> [選択本文]:
>>>
このように地域包括ケアシステムでは、地域ごとに居住する全ての高齢者の生活を24時間トータルに支えることを目的としています。
地域包括ケアシステムの普及が進む背景
現在の日本では、急速な少子高齢化によって、以前のようなコミュニティ主体の地域社会の維持が難しくなっています。
また、若者や現役世代は仕事を求めて、東京や大阪のような大都市に移住するので、地方都市の過疎化も大きな問題になりつつあります。
特に、2025年には約800万人の団塊世代が75歳以上の後期高齢者となるので、彼らのような後期高齢者に対する医療や介護サポートは、行政の最重要課題とされています。
そこで各自治体を中心に、地域の医療機関や介護事業者、ボランティア人材などが相互に連携する、地域包括ケアシステムの構想が生まれ、普及が進んでいます。
地域包括ケアシステムのメリット
ここでは地域包括ケアシステムを利用することで、高齢者にどのようなメリットがあるのかを紹介していきます。
まず、地域包括ケアシステムの一番のメリットは、各自治体の現状に合わせたトータルサポートを提供できるという点です。
もちろん、少子高齢化や過疎化は全国的な問題ですが、その進行スピードや要介護者の数は、各自治体によって異なります。
それに伴い、必要となるサポートや体制も変わってくるので、場合によっては国の介護制度だけではカバーできない部分もでてきます。
そのような場合でも、地域包括ケアシステムを導入することによって、各自治体が裁量を持って、必要なケアシステムを提供できます。
<<<
> [課題の説明]:
地域包括ケアシステムについての本文と照らし合わせ、次の1.～3.の記述が内容に合っているかを「はい」か「いいえ」で答えてください。それぞれ判断の決め手となる本文の語句を、一字も変えずに引用してください。
1. 2025年には約800万人の団塊世代が75歳以上の後期高齢者になる。
2. 少子高齢化や過疎化の進行スピードは、どの自治体でも同じである。
3. 地域包括ケアシステムでは、国が全国一律の内容でケアを提供する。

> [元データ]:
>>>
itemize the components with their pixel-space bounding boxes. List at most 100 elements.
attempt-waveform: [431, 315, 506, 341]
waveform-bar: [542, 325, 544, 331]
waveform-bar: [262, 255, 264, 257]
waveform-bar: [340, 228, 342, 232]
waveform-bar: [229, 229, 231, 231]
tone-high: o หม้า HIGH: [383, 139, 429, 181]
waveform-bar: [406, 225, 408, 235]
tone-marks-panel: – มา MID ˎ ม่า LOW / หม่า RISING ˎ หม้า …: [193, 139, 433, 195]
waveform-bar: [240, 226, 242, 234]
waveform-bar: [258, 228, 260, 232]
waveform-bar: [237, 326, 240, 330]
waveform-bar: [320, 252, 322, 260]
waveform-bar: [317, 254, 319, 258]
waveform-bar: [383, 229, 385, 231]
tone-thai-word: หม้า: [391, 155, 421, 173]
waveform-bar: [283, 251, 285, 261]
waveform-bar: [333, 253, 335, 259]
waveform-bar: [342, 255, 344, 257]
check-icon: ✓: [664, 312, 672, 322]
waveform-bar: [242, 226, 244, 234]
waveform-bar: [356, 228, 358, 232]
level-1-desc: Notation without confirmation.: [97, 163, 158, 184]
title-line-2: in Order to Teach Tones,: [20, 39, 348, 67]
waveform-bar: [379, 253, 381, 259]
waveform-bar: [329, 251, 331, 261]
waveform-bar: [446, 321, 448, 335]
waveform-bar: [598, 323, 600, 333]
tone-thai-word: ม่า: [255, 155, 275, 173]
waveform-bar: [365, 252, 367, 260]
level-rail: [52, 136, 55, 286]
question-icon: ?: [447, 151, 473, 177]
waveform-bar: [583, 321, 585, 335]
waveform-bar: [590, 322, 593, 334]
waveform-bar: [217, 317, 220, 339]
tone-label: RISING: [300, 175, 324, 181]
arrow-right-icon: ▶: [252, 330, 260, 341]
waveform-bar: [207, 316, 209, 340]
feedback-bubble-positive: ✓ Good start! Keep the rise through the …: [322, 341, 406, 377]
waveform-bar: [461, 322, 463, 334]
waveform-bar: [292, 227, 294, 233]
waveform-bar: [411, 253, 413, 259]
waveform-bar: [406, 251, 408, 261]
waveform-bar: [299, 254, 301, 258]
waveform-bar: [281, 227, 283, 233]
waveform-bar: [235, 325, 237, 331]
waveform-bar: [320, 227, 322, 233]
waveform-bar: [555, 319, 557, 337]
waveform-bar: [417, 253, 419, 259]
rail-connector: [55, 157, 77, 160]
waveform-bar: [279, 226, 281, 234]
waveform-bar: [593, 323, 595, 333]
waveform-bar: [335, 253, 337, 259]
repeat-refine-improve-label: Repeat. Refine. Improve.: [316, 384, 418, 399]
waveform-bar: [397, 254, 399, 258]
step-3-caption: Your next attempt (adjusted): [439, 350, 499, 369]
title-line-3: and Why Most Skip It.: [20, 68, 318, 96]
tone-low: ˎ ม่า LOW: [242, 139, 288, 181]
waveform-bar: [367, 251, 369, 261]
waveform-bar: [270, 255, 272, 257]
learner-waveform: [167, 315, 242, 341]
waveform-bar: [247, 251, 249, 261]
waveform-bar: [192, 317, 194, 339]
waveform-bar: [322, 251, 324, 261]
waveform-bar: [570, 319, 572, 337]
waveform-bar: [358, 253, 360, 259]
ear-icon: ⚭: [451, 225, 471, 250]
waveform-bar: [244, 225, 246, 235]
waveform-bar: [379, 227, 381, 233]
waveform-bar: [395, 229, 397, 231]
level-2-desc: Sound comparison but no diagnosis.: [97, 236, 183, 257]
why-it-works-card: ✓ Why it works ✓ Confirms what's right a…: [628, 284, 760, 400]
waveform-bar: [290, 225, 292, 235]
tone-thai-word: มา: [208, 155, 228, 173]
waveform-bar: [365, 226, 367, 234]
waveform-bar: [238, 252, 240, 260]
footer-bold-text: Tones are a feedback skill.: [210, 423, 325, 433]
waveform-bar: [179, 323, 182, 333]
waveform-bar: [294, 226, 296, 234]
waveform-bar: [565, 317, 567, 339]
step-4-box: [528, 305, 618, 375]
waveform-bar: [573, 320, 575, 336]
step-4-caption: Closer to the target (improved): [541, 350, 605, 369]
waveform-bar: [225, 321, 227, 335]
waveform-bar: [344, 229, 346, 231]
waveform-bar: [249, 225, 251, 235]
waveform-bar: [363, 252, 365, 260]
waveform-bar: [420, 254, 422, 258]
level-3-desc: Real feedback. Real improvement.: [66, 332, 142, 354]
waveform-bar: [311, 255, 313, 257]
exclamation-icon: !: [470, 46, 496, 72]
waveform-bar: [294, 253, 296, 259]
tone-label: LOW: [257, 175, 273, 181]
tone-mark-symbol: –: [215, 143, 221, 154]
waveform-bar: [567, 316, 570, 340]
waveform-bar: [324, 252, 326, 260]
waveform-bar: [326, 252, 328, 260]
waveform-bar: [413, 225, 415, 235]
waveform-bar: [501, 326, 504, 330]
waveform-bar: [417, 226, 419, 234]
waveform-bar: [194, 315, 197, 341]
<<<
> [記述解答]:
1. はい。「2025年には約800万人の団塊世代が75歳以上の後期高齢者となる」
2. いいえ。「その進行スピードや要介護者の数は、各自治体によって異なります」
3. いいえ。「各自治体が裁量を持って、必要なケアシステムを提供できます」